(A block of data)
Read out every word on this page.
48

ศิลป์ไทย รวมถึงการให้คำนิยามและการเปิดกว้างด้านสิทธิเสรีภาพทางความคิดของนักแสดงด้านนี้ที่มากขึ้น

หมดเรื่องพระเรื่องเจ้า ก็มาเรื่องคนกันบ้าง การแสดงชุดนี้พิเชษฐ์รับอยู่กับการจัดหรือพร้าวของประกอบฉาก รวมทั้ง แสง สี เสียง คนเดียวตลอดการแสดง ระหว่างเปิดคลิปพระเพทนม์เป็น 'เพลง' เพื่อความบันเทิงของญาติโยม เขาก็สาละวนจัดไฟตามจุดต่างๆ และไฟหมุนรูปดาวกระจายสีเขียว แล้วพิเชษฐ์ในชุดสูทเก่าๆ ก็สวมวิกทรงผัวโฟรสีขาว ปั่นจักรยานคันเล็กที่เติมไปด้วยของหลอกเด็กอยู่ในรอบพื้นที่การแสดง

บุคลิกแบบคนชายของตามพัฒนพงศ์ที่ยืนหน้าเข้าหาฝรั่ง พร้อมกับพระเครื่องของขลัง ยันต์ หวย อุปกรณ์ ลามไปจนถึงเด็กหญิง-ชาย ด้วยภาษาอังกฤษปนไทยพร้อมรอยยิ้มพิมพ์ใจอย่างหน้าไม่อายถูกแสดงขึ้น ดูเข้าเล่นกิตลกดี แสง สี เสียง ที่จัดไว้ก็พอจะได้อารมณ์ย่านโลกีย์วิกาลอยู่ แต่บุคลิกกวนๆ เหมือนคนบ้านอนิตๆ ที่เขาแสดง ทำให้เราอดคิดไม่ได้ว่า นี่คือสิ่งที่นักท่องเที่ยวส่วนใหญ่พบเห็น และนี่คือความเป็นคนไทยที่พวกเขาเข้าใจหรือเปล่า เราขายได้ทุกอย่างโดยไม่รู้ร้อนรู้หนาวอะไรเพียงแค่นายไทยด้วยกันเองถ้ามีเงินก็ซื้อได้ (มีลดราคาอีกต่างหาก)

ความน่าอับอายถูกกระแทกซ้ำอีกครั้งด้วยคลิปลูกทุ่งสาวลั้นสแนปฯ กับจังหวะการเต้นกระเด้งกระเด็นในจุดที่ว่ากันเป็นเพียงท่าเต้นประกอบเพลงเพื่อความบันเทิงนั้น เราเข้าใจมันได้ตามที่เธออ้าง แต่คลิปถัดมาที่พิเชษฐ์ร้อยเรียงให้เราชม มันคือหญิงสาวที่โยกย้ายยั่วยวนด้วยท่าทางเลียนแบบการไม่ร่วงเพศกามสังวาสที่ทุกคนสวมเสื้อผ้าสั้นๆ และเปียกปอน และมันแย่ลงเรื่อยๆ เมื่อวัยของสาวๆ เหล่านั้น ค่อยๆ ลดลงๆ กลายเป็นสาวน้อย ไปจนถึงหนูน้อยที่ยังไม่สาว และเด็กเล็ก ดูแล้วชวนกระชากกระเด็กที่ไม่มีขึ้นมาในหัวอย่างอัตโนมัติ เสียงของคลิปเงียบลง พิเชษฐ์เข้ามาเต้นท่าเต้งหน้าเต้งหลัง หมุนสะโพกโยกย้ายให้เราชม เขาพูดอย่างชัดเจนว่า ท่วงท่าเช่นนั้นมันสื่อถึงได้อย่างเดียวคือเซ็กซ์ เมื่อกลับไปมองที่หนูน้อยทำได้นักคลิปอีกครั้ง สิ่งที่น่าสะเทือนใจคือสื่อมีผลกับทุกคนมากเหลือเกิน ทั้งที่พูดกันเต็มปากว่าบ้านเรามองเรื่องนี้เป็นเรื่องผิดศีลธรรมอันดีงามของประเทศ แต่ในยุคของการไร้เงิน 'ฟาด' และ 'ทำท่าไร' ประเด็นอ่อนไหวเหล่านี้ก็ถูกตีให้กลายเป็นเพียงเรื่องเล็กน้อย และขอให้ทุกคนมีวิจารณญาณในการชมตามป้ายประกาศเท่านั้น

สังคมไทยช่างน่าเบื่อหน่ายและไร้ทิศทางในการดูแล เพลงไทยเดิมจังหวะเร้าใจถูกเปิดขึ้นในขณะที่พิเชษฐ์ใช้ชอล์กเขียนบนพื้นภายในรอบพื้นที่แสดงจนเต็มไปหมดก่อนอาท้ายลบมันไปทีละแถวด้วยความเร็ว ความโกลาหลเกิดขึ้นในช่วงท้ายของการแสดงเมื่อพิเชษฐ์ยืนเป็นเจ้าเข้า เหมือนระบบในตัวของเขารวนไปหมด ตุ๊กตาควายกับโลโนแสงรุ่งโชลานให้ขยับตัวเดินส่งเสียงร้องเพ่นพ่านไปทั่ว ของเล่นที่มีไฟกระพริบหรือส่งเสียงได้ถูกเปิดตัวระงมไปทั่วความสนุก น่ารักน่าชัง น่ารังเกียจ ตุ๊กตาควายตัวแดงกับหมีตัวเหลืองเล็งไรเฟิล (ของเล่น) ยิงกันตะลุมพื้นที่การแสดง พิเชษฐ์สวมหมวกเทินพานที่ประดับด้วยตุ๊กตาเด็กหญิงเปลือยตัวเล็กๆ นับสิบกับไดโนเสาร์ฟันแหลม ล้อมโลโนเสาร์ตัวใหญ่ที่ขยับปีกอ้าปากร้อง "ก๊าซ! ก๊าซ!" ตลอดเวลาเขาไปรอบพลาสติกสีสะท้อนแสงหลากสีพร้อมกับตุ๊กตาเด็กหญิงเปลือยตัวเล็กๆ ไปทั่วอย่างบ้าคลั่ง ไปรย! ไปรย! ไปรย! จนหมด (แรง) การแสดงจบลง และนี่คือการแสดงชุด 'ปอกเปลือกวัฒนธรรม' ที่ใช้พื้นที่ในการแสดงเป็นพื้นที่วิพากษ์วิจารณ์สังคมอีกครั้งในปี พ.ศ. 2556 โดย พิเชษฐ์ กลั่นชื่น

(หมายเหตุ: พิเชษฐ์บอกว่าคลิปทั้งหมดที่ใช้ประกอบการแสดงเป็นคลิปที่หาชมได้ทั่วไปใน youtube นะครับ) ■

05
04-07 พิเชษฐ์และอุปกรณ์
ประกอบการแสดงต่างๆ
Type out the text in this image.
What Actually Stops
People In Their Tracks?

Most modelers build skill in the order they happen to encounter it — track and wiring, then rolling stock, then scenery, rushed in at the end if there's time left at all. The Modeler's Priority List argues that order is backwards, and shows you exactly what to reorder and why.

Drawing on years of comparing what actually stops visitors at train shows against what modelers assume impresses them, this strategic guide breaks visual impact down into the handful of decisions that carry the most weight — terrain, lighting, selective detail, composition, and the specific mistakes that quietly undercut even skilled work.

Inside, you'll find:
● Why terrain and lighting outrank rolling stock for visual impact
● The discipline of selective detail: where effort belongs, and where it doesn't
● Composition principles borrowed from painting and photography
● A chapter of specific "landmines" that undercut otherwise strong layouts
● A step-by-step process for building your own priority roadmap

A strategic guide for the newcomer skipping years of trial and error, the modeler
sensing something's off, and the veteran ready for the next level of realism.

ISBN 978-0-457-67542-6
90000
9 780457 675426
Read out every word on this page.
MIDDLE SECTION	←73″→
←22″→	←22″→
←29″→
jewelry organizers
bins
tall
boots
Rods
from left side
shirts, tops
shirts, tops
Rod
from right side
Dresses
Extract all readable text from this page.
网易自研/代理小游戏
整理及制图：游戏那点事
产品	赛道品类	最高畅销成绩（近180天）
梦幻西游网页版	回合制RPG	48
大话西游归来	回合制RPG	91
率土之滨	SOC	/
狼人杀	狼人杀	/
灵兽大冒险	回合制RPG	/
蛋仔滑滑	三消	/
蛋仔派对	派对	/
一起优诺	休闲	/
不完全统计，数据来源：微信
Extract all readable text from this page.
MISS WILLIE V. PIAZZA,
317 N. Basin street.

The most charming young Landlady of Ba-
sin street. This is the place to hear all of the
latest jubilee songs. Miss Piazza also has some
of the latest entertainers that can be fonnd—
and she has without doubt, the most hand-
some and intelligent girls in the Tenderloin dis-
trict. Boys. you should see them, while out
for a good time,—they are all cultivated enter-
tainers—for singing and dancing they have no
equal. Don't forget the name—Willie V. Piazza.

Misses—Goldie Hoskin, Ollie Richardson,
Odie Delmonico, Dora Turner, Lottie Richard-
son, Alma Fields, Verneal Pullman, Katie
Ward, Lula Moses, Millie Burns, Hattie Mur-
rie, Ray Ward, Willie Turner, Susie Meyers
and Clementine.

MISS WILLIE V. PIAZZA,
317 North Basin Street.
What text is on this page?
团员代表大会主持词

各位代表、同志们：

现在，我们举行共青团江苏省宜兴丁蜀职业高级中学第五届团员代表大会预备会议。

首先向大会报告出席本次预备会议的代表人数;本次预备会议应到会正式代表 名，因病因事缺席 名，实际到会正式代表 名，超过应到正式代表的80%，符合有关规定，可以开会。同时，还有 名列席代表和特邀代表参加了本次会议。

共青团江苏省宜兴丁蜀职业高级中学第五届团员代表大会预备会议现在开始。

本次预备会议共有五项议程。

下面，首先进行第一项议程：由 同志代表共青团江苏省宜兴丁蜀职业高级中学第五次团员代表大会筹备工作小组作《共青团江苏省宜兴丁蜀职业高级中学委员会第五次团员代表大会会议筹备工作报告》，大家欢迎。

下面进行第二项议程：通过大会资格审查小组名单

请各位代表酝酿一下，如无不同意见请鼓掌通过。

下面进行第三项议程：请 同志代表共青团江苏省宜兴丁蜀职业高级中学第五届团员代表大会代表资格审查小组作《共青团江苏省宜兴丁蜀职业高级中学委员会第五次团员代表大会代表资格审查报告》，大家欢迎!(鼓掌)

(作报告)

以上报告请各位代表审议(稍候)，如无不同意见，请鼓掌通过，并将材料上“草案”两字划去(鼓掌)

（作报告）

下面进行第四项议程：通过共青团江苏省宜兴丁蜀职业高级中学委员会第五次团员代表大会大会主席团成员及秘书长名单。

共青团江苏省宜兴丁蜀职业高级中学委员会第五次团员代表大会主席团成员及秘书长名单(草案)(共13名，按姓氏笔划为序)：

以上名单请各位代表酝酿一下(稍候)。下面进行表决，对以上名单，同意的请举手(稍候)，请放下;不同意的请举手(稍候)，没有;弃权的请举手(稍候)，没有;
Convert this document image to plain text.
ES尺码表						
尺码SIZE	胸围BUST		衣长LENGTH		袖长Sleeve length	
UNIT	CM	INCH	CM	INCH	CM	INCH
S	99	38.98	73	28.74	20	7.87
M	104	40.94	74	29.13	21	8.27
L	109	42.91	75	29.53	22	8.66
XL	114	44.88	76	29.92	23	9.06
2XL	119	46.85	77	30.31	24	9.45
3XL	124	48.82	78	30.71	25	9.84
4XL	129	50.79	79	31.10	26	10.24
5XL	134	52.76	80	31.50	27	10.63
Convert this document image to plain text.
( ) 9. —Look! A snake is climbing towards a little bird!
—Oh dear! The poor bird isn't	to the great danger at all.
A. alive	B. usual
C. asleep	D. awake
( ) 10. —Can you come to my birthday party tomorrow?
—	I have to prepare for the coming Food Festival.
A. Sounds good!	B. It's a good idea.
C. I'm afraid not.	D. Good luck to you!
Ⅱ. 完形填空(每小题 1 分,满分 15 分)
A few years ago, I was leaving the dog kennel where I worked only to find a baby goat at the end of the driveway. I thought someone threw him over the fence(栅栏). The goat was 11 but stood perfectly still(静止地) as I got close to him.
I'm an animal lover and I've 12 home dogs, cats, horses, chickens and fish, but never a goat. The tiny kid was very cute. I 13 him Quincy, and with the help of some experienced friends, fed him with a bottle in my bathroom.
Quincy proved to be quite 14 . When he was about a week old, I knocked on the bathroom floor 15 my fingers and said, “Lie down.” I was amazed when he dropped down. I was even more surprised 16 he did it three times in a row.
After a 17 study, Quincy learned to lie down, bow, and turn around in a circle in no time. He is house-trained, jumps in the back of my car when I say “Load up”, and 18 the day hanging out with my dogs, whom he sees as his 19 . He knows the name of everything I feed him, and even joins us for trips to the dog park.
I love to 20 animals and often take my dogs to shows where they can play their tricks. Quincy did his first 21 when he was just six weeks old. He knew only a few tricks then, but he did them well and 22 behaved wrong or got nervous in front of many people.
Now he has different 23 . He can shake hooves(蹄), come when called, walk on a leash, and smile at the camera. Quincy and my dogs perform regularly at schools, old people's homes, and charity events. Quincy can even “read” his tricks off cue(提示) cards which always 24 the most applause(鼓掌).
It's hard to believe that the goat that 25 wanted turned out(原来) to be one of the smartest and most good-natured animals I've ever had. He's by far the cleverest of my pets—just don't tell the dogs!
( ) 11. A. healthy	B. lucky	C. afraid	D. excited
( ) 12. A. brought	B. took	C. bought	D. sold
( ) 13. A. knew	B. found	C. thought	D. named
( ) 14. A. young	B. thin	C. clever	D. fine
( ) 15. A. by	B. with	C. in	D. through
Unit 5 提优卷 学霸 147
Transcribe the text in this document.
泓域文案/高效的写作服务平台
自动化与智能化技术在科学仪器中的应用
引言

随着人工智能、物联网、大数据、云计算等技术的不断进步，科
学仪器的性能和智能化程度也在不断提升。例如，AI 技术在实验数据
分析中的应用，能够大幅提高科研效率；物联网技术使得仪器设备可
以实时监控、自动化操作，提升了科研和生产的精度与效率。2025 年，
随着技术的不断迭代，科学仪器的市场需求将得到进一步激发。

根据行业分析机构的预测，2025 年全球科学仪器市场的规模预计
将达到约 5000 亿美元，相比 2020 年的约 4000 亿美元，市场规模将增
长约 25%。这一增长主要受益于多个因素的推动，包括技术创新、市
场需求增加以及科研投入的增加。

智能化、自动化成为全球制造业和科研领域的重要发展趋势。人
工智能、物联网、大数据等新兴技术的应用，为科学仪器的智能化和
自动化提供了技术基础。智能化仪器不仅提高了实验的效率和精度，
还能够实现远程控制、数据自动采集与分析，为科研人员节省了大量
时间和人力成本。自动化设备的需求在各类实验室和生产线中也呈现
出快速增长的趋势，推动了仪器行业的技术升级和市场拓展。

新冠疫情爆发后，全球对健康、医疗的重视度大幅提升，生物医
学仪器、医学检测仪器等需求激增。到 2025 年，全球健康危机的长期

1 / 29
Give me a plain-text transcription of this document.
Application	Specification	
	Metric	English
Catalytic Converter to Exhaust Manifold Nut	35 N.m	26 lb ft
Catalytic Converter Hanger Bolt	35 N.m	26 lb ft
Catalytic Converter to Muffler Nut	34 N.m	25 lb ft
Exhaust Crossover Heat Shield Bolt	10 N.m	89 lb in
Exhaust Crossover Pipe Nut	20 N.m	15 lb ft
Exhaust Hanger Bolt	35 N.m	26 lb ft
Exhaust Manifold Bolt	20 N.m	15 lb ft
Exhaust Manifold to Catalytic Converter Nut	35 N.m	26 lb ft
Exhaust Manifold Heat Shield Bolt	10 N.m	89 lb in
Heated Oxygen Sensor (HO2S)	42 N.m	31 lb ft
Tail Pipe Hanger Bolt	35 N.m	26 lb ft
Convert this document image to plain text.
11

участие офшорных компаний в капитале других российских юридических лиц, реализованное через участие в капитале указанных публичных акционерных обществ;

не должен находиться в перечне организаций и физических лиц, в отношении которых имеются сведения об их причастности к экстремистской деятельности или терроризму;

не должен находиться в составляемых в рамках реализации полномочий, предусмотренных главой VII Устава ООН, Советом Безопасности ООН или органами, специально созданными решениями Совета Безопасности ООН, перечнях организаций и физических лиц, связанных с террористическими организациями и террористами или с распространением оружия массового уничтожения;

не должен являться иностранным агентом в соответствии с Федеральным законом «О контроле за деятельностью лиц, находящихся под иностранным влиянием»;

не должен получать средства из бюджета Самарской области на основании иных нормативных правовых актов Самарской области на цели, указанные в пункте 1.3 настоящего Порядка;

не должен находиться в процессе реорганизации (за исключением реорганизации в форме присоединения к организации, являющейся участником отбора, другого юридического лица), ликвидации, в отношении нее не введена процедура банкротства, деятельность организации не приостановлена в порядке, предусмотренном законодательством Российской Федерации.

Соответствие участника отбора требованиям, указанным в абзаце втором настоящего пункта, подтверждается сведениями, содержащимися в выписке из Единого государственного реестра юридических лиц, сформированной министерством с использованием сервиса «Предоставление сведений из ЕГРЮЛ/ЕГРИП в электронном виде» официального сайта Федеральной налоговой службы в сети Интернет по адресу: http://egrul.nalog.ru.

What to produce: Scan the listing above for the word "大家欢迎" and show each line where it is found.

Answer to the exercise:
下面，首先进行第一项议程：由 同志代表共青团江苏省宜兴丁蜀职业高级中学第五次团员代表大会筹备工作小组作《共青团江苏省宜兴丁蜀职业高级中学委员会第五次团员代表大会会议筹备工作报告》，大家欢迎。
下面进行第三项议程：请 同志代表共青团江苏省宜兴丁蜀职业高级中学第五届团员代表大会代表资格审查小组作《共青团江苏省宜兴丁蜀职业高级中学委员会第五次团员代表大会代表资格审查报告》，大家欢迎!(鼓掌)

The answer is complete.